Saved data entries:
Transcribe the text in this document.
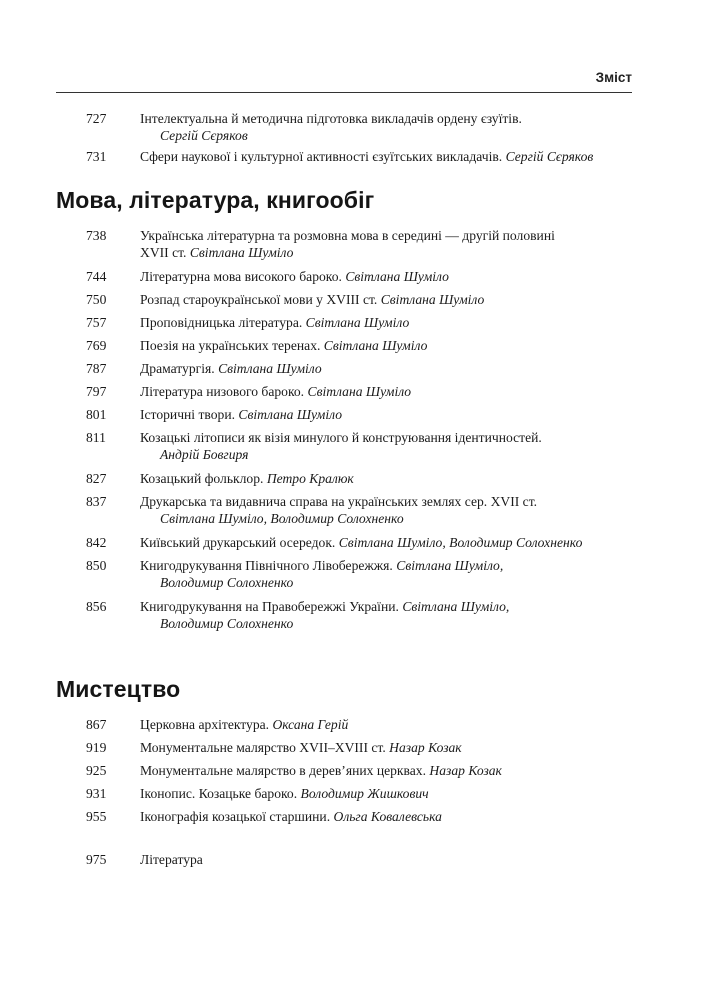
Зміст
727	Інтелектуальна й методична підготовка викладачів ордену єзуїтів.
Сергій Сєряков
731	Сфери наукової і культурної активності єзуїтських викладачів. Сергій Сєряков
Мова, література, книгообіг
738	Українська літературна та розмовна мова в середині — другій половині
XVII ст. Світлана Шуміло
744	Літературна мова високого бароко. Світлана Шуміло
750	Розпад староукраїнської мови у XVIII ст. Світлана Шуміло
757	Проповідницька література. Світлана Шуміло
769	Поезія на українських теренах. Світлана Шуміло
787	Драматургія. Світлана Шуміло
797	Література низового бароко. Світлана Шуміло
801	Історичні твори. Світлана Шуміло
811	Козацькі літописи як візія минулого й конструювання ідентичностей.
Андрій Бовгиря
827	Козацький фольклор. Петро Кралюк
837	Друкарська та видавнича справа на українських землях сер. XVII ст.
Світлана Шуміло, Володимир Солохненко
842	Київський друкарський осередок. Світлана Шуміло, Володимир Солохненко
850	Книгодрукування Північного Лівобережжя. Світлана Шуміло,
Володимир Солохненко
856	Книгодрукування на Правобережжі України. Світлана Шуміло,
Володимир Солохненко
Мистецтво
867	Церковна архітектура. Оксана Герій
919	Монументальне малярство XVII–XVIII ст. Назар Козак
925	Монументальне малярство в дерев’яних церквах. Назар Козак
931	Іконопис. Козацьке бароко. Володимир Жишкович
955	Іконографія козацької старшини. Ольга Ковалевська
975	Література
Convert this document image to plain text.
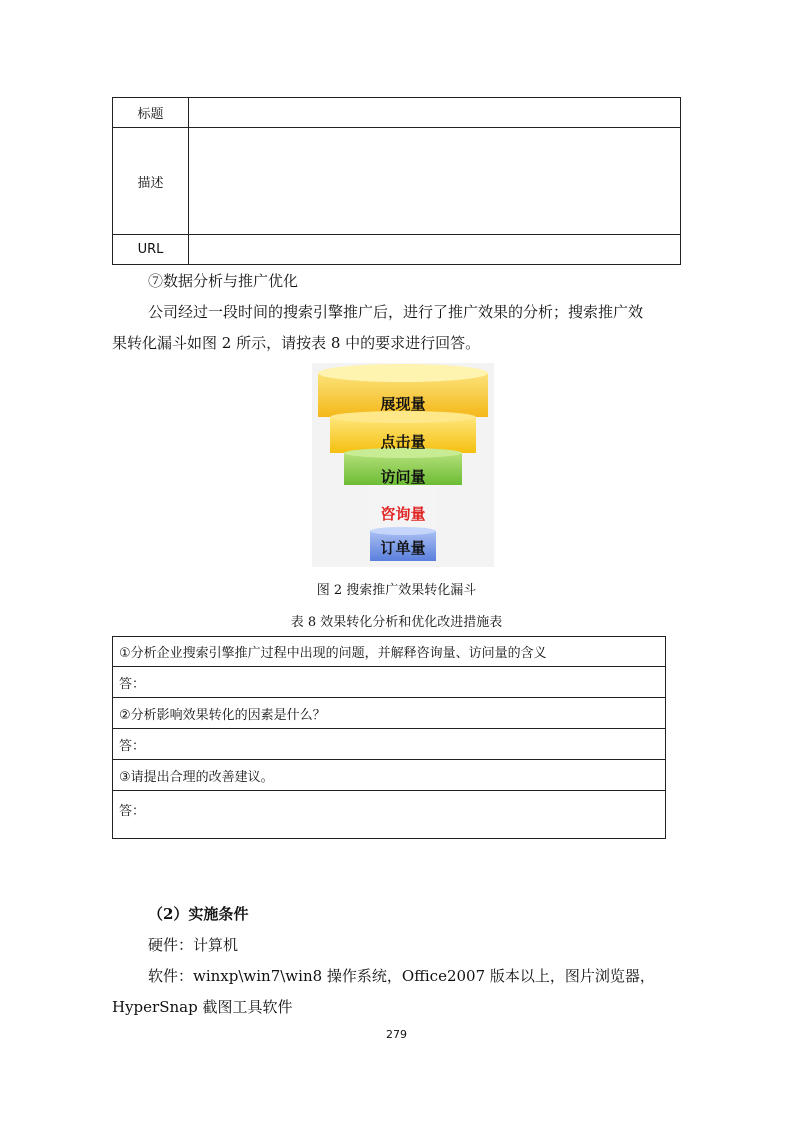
标题	
描述	
URL	
⑦数据分析与推广优化
公司经过一段时间的搜索引擎推广后，进行了推广效果的分析；搜索推广效
果转化漏斗如图 2 所示，请按表 8 中的要求进行回答。
展现量
点击量
访问量
咨询量
订单量
图 2 搜索推广效果转化漏斗
表 8 效果转化分析和优化改进措施表
①分析企业搜索引擎推广过程中出现的问题，并解释咨询量、访问量的含义
答：
②分析影响效果转化的因素是什么？
答：
③请提出合理的改善建议。
答：
（2）实施条件
硬件：计算机
软件：winxp\win7\win8 操作系统，Office2007 版本以上，图片浏览器，
HyperSnap 截图工具软件
279
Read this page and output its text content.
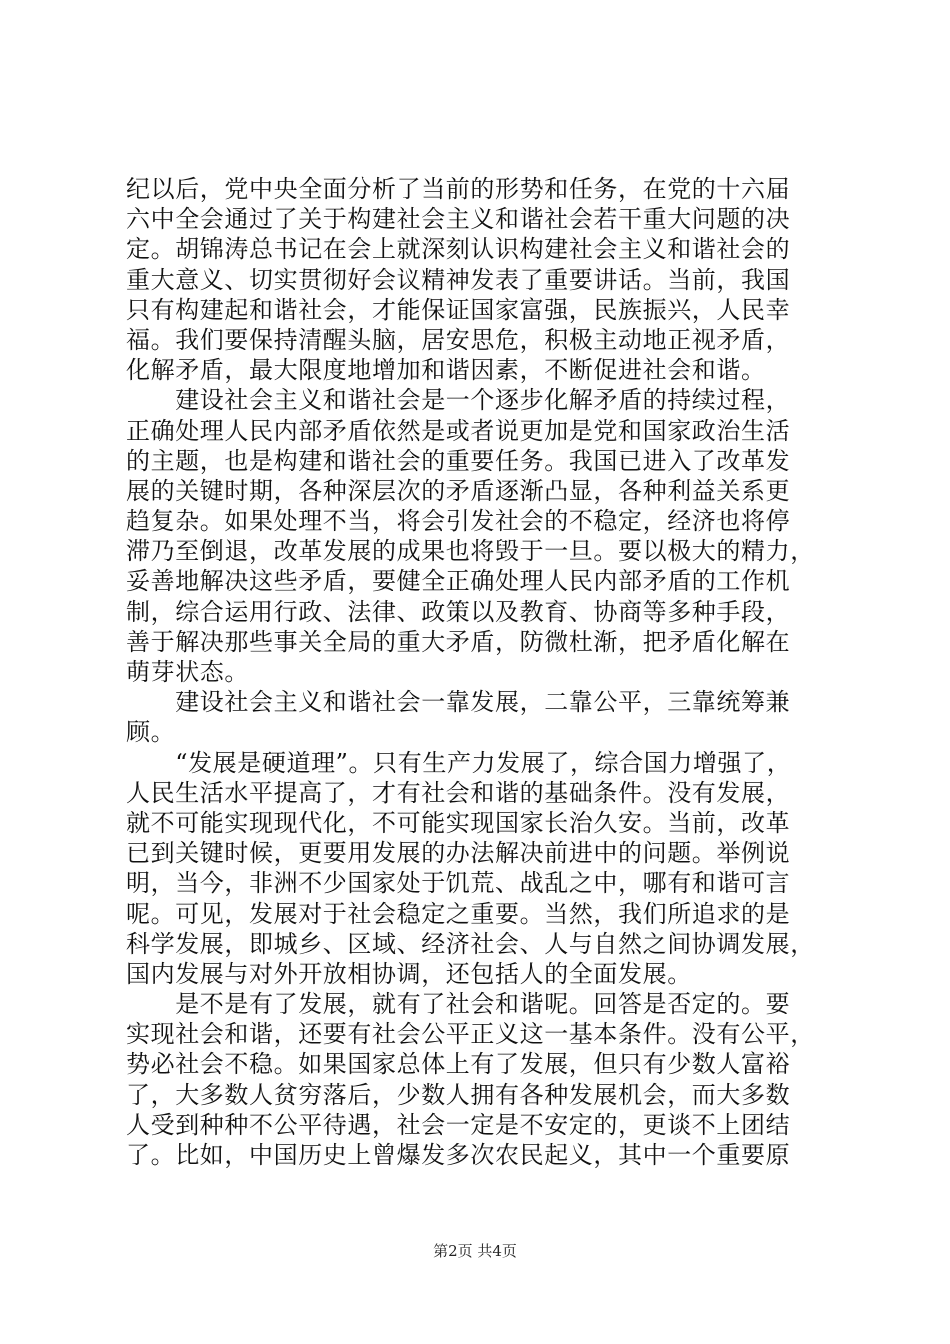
纪以后，党中央全面分析了当前的形势和任务，在党的十六届
六中全会通过了关于构建社会主义和谐社会若干重大问题的决
定。胡锦涛总书记在会上就深刻认识构建社会主义和谐社会的
重大意义、切实贯彻好会议精神发表了重要讲话。当前，我国
只有构建起和谐社会，才能保证国家富强，民族振兴，人民幸
福。我们要保持清醒头脑，居安思危，积极主动地正视矛盾，
化解矛盾，最大限度地增加和谐因素，不断促进社会和谐。
　　建设社会主义和谐社会是一个逐步化解矛盾的持续过程，
正确处理人民内部矛盾依然是或者说更加是党和国家政治生活
的主题，也是构建和谐社会的重要任务。我国已进入了改革发
展的关键时期，各种深层次的矛盾逐渐凸显，各种利益关系更
趋复杂。如果处理不当，将会引发社会的不稳定，经济也将停
滞乃至倒退，改革发展的成果也将毁于一旦。要以极大的精力，
妥善地解决这些矛盾，要健全正确处理人民内部矛盾的工作机
制，综合运用行政、法律、政策以及教育、协商等多种手段，
善于解决那些事关全局的重大矛盾，防微杜渐，把矛盾化解在
萌芽状态。
　　建设社会主义和谐社会一靠发展，二靠公平，三靠统筹兼
顾。
　　“发展是硬道理”。只有生产力发展了，综合国力增强了，
人民生活水平提高了，才有社会和谐的基础条件。没有发展，
就不可能实现现代化，不可能实现国家长治久安。当前，改革
已到关键时候，更要用发展的办法解决前进中的问题。举例说
明，当今，非洲不少国家处于饥荒、战乱之中，哪有和谐可言
呢。可见，发展对于社会稳定之重要。当然，我们所追求的是
科学发展，即城乡、区域、经济社会、人与自然之间协调发展，
国内发展与对外开放相协调，还包括人的全面发展。
　　是不是有了发展，就有了社会和谐呢。回答是否定的。要
实现社会和谐，还要有社会公平正义这一基本条件。没有公平，
势必社会不稳。如果国家总体上有了发展，但只有少数人富裕
了，大多数人贫穷落后，少数人拥有各种发展机会，而大多数
人受到种种不公平待遇，社会一定是不安定的，更谈不上团结
了。比如，中国历史上曾爆发多次农民起义，其中一个重要原
第2页 共4页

> [Exercise directions]
Find each line holding the string "викладачів" and copy it out.

> [Problem solution]
727	Інтелектуальна й методична підготовка викладачів ордену єзуїтів.
731	Сфери наукової і культурної активності єзуїтських викладачів. Сергій Сєряков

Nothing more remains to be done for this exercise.